>>>>
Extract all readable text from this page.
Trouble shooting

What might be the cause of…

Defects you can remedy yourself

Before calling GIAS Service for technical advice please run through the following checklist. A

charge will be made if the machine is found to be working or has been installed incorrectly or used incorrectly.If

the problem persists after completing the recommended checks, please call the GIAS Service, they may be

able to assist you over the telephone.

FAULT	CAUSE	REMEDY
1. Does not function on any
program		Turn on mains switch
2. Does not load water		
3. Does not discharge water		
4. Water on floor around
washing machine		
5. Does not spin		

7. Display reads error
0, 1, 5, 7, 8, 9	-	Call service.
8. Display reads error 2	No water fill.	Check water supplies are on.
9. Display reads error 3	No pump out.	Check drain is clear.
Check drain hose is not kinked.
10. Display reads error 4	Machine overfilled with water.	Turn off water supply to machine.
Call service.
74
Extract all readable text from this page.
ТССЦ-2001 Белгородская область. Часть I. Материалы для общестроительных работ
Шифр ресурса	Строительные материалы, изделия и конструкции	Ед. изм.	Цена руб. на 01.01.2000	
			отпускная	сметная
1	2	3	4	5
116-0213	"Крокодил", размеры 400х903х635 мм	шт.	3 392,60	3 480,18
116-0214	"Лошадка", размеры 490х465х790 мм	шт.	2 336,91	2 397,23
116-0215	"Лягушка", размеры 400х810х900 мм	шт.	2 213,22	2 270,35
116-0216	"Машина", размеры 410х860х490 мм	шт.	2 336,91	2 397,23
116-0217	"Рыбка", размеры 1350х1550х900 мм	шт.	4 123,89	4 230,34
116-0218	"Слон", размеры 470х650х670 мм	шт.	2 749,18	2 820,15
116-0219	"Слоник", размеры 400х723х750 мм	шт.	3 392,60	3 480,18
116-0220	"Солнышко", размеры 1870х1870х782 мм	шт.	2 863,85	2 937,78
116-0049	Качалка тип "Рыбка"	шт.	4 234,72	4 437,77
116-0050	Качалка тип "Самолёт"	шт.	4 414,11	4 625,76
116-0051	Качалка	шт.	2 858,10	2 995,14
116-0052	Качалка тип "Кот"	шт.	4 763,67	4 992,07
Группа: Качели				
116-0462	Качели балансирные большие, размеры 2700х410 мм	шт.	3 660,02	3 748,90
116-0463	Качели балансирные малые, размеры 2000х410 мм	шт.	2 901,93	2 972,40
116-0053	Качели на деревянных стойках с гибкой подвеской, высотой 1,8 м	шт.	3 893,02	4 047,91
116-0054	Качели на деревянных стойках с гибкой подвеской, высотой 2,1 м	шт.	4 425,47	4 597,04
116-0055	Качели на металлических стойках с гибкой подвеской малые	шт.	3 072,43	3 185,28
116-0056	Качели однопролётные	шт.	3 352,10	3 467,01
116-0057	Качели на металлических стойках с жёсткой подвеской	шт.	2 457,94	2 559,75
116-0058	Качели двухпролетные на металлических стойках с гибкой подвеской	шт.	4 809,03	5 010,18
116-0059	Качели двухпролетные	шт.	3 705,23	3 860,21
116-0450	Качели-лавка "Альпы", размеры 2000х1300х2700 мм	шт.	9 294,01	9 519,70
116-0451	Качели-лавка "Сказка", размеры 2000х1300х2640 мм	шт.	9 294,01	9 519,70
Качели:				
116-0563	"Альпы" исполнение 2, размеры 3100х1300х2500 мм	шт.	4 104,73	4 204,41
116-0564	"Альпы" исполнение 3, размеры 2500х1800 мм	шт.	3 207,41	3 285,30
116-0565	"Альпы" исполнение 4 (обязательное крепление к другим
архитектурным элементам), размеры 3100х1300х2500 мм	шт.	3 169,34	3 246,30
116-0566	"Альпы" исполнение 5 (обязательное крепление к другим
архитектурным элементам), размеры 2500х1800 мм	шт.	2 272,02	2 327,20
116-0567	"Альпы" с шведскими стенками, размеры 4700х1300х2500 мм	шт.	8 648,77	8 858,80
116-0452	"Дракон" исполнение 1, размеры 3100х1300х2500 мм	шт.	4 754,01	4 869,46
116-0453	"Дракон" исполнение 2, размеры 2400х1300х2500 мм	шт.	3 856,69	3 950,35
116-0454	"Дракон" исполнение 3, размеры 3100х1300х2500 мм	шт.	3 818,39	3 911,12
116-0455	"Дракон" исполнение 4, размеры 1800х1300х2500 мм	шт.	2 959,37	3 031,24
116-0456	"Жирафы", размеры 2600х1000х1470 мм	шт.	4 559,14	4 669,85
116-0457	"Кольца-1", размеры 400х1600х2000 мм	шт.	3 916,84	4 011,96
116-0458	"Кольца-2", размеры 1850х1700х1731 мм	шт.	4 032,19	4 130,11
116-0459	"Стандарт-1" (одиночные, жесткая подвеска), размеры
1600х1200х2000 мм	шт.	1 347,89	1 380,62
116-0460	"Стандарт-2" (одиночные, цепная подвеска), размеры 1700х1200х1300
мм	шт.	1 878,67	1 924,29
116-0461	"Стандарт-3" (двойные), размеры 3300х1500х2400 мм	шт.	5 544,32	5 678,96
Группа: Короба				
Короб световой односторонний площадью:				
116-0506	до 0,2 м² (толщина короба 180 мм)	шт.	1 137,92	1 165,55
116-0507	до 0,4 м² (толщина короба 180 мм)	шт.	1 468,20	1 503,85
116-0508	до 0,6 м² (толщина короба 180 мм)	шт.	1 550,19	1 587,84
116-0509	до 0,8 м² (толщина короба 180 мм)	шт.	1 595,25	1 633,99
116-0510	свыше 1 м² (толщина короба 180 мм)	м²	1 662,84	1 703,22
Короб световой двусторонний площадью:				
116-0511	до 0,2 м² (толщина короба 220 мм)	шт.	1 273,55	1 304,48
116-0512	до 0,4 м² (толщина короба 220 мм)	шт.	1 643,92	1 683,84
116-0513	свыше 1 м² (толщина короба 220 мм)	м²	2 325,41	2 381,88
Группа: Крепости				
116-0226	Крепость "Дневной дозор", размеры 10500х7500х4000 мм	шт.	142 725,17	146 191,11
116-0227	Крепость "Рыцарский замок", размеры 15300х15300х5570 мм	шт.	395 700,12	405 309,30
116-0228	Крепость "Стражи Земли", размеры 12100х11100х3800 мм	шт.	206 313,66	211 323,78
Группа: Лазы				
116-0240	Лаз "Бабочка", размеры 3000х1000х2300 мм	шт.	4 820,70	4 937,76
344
<<<<
*REQUIREMENT*. Pull out all lines in the data above that include "please".

*PROBLEM SOLUTION*.
Before calling GIAS Service for technical advice please run through the following checklist. A
the problem persists after completing the recommended checks, please call the GIAS Service, they may be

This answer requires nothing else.